___ Information supplied ___

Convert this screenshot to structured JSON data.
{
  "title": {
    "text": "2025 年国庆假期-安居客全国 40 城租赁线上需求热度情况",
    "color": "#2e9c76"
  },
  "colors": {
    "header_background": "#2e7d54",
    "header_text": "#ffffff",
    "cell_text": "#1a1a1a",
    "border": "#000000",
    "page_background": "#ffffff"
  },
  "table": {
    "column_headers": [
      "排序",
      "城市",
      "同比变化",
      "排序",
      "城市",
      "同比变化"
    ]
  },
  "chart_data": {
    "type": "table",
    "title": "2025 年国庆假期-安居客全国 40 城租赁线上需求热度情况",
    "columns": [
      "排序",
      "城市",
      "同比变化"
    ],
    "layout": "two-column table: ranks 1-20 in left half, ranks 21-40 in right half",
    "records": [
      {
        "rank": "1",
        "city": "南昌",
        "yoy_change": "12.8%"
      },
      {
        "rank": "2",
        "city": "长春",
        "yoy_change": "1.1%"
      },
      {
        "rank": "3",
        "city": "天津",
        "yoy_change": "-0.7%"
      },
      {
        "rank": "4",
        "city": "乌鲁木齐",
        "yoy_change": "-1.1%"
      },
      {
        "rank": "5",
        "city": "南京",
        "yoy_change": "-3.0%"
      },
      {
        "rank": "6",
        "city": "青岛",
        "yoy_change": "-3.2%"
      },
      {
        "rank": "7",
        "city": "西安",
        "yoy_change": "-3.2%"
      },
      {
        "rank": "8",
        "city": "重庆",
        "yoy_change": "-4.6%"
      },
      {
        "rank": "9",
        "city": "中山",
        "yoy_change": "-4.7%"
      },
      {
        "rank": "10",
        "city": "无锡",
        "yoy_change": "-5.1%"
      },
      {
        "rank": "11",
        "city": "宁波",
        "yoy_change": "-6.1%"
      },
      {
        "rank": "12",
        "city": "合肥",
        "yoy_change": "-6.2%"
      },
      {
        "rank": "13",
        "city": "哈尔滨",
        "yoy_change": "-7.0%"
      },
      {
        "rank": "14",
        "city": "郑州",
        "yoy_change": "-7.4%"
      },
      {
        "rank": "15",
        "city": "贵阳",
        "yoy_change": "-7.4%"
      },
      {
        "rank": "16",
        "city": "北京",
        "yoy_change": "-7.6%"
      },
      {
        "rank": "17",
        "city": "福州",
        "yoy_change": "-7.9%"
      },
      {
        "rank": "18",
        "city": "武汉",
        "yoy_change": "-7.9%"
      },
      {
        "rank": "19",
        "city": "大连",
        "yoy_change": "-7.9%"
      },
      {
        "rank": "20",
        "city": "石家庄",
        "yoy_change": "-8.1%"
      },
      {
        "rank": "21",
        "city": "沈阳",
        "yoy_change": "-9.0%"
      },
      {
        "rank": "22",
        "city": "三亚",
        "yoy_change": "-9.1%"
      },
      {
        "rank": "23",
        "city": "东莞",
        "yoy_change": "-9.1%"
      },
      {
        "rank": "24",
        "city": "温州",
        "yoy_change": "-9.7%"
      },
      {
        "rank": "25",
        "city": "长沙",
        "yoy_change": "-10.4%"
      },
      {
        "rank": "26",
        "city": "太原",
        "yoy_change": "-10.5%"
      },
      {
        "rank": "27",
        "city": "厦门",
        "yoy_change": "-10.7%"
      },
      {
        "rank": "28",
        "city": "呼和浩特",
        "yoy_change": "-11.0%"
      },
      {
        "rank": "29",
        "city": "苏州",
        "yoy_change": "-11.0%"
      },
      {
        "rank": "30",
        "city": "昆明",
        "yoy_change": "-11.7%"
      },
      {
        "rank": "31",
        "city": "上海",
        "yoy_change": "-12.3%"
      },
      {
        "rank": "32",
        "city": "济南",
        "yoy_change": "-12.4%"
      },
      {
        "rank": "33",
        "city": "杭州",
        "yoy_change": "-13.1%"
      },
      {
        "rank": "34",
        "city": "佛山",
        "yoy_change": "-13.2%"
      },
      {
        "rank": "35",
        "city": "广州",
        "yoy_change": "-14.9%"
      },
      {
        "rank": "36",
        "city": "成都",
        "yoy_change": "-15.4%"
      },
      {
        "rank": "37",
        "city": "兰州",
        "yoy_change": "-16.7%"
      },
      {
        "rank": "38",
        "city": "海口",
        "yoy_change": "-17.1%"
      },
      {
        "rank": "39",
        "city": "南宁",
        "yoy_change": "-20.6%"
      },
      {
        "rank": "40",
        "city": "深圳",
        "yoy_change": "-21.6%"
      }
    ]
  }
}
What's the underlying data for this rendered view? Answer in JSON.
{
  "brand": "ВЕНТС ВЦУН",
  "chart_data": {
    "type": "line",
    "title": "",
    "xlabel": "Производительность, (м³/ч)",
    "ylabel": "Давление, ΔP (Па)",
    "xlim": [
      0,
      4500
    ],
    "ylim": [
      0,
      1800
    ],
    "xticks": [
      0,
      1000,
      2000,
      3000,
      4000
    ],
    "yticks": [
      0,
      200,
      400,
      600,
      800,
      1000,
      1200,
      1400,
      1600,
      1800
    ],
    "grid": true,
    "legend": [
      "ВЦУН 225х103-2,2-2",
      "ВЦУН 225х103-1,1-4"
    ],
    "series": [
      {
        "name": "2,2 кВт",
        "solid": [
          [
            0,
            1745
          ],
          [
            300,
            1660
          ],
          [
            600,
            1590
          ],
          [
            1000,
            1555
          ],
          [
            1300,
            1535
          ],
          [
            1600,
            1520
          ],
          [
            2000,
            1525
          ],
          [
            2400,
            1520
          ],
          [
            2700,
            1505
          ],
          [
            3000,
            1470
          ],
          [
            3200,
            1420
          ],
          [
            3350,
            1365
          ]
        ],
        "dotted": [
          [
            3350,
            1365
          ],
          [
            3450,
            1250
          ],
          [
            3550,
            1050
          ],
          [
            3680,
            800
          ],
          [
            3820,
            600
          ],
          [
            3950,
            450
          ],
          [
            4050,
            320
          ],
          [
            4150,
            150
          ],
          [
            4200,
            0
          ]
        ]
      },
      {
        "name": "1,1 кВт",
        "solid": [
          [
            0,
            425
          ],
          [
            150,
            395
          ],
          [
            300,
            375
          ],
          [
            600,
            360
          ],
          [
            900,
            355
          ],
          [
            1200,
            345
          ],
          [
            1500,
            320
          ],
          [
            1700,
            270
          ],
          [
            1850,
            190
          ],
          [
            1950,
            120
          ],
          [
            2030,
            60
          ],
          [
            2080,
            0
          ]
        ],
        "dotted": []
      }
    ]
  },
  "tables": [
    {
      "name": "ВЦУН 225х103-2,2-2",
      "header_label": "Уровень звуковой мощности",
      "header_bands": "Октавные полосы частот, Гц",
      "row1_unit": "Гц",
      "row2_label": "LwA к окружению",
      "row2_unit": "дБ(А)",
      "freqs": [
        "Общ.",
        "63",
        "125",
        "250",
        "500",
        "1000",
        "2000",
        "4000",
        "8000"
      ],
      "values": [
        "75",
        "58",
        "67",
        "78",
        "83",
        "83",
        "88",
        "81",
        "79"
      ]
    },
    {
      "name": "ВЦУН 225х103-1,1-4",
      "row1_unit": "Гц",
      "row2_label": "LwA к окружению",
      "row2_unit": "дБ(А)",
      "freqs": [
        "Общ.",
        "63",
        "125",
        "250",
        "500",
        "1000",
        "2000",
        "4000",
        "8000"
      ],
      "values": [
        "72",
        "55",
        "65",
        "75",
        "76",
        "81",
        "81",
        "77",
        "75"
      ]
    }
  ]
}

___

Written exercise: Quote the data above in full, changing nothing.

Task output:
Convert this screenshot to structured JSON data.
{
  "title": {
    "text": "2025 年国庆假期-安居客全国 40 城租赁线上需求热度情况",
    "color": "#2e9c76"
  },
  "colors": {
    "header_background": "#2e7d54",
    "header_text": "#ffffff",
    "cell_text": "#1a1a1a",
    "border": "#000000",
    "page_background": "#ffffff"
  },
  "table": {
    "column_headers": [
      "排序",
      "城市",
      "同比变化",
      "排序",
      "城市",
      "同比变化"
    ]
  },
  "chart_data": {
    "type": "table",
    "title": "2025 年国庆假期-安居客全国 40 城租赁线上需求热度情况",
    "columns": [
      "排序",
      "城市",
      "同比变化"
    ],
    "layout": "two-column table: ranks 1-20 in left half, ranks 21-40 in right half",
    "records": [
      {
        "rank": "1",
        "city": "南昌",
        "yoy_change": "12.8%"
      },
      {
        "rank": "2",
        "city": "长春",
        "yoy_change": "1.1%"
      },
      {
        "rank": "3",
        "city": "天津",
        "yoy_change": "-0.7%"
      },
      {
        "rank": "4",
        "city": "乌鲁木齐",
        "yoy_change": "-1.1%"
      },
      {
        "rank": "5",
        "city": "南京",
        "yoy_change": "-3.0%"
      },
      {
        "rank": "6",
        "city": "青岛",
        "yoy_change": "-3.2%"
      },
      {
        "rank": "7",
        "city": "西安",
        "yoy_change": "-3.2%"
      },
      {
        "rank": "8",
        "city": "重庆",
        "yoy_change": "-4.6%"
      },
      {
        "rank": "9",
        "city": "中山",
        "yoy_change": "-4.7%"
      },
      {
        "rank": "10",
        "city": "无锡",
        "yoy_change": "-5.1%"
      },
      {
        "rank": "11",
        "city": "宁波",
        "yoy_change": "-6.1%"
      },
      {
        "rank": "12",
        "city": "合肥",
        "yoy_change": "-6.2%"
      },
      {
        "rank": "13",
        "city": "哈尔滨",
        "yoy_change": "-7.0%"
      },
      {
        "rank": "14",
        "city": "郑州",
        "yoy_change": "-7.4%"
      },
      {
        "rank": "15",
        "city": "贵阳",
        "yoy_change": "-7.4%"
      },
      {
        "rank": "16",
        "city": "北京",
        "yoy_change": "-7.6%"
      },
      {
        "rank": "17",
        "city": "福州",
        "yoy_change": "-7.9%"
      },
      {
        "rank": "18",
        "city": "武汉",
        "yoy_change": "-7.9%"
      },
      {
        "rank": "19",
        "city": "大连",
        "yoy_change": "-7.9%"
      },
      {
        "rank": "20",
        "city": "石家庄",
        "yoy_change": "-8.1%"
      },
      {
        "rank": "21",
        "city": "沈阳",
        "yoy_change": "-9.0%"
      },
      {
        "rank": "22",
        "city": "三亚",
        "yoy_change": "-9.1%"
      },
      {
        "rank": "23",
        "city": "东莞",
        "yoy_change": "-9.1%"
      },
      {
        "rank": "24",
        "city": "温州",
        "yoy_change": "-9.7%"
      },
      {
        "rank": "25",
        "city": "长沙",
        "yoy_change": "-10.4%"
      },
      {
        "rank": "26",
        "city": "太原",
        "yoy_change": "-10.5%"
      },
      {
        "rank": "27",
        "city": "厦门",
        "yoy_change": "-10.7%"
      },
      {
        "rank": "28",
        "city": "呼和浩特",
        "yoy_change": "-11.0%"
      },
      {
        "rank": "29",
        "city": "苏州",
        "yoy_change": "-11.0%"
      },
      {
        "rank": "30",
        "city": "昆明",
        "yoy_change": "-11.7%"
      },
      {
        "rank": "31",
        "city": "上海",
        "yoy_change": "-12.3%"
      },
      {
        "rank": "32",
        "city": "济南",
        "yoy_change": "-12.4%"
      },
      {
        "rank": "33",
        "city": "杭州",
        "yoy_change": "-13.1%"
      },
      {
        "rank": "34",
        "city": "佛山",
        "yoy_change": "-13.2%"
      },
      {
        "rank": "35",
        "city": "广州",
        "yoy_change": "-14.9%"
      },
      {
        "rank": "36",
        "city": "成都",
        "yoy_change": "-15.4%"
      },
      {
        "rank": "37",
        "city": "兰州",
        "yoy_change": "-16.7%"
      },
      {
        "rank": "38",
        "city": "海口",
        "yoy_change": "-17.1%"
      },
      {
        "rank": "39",
        "city": "南宁",
        "yoy_change": "-20.6%"
      },
      {
        "rank": "40",
        "city": "深圳",
        "yoy_change": "-21.6%"
      }
    ]
  }
}
What's the underlying data for this rendered view? Answer in JSON.
{
  "brand": "ВЕНТС ВЦУН",
  "chart_data": {
    "type": "line",
    "title": "",
    "xlabel": "Производительность, (м³/ч)",
    "ylabel": "Давление, ΔP (Па)",
    "xlim": [
      0,
      4500
    ],
    "ylim": [
      0,
      1800
    ],
    "xticks": [
      0,
      1000,
      2000,
      3000,
      4000
    ],
    "yticks": [
      0,
      200,
      400,
      600,
      800,
      1000,
      1200,
      1400,
      1600,
      1800
    ],
    "grid": true,
    "legend": [
      "ВЦУН 225х103-2,2-2",
      "ВЦУН 225х103-1,1-4"
    ],
    "series": [
      {
        "name": "2,2 кВт",
        "solid": [
          [
            0,
            1745
          ],
          [
            300,
            1660
          ],
          [
            600,
            1590
          ],
          [
            1000,
            1555
          ],
          [
            1300,
            1535
          ],
          [
            1600,
            1520
          ],
          [
            2000,
            1525
          ],
          [
            2400,
            1520
          ],
          [
            2700,
            1505
          ],
          [
            3000,
            1470
          ],
          [
            3200,
            1420
          ],
          [
            3350,
            1365
          ]
        ],
        "dotted": [
          [
            3350,
            1365
          ],
          [
            3450,
            1250
          ],
          [
            3550,
            1050
          ],
          [
            3680,
            800
          ],
          [
            3820,
            600
          ],
          [
            3950,
            450
          ],
          [
            4050,
            320
          ],
          [
            4150,
            150
          ],
          [
            4200,
            0
          ]
        ]
      },
      {
        "name": "1,1 кВт",
        "solid": [
          [
            0,
            425
          ],
          [
            150,
            395
          ],
          [
            300,
            375
          ],
          [
            600,
            360
          ],
          [
            900,
            355
          ],
          [
            1200,
            345
          ],
          [
            1500,
            320
          ],
          [
            1700,
            270
          ],
          [
            1850,
            190
          ],
          [
            1950,
            120
          ],
          [
            2030,
            60
          ],
          [
            2080,
            0
          ]
        ],
        "dotted": []
      }
    ]
  },
  "tables": [
    {
      "name": "ВЦУН 225х103-2,2-2",
      "header_label": "Уровень звуковой мощности",
      "header_bands": "Октавные полосы частот, Гц",
      "row1_unit": "Гц",
      "row2_label": "LwA к окружению",
      "row2_unit": "дБ(А)",
      "freqs": [
        "Общ.",
        "63",
        "125",
        "250",
        "500",
        "1000",
        "2000",
        "4000",
        "8000"
      ],
      "values": [
        "75",
        "58",
        "67",
        "78",
        "83",
        "83",
        "88",
        "81",
        "79"
      ]
    },
    {
      "name": "ВЦУН 225х103-1,1-4",
      "row1_unit": "Гц",
      "row2_label": "LwA к окружению",
      "row2_unit": "дБ(А)",
      "freqs": [
        "Общ.",
        "63",
        "125",
        "250",
        "500",
        "1000",
        "2000",
        "4000",
        "8000"
      ],
      "values": [
        "72",
        "55",
        "65",
        "75",
        "76",
        "81",
        "81",
        "77",
        "75"
      ]
    }
  ]
}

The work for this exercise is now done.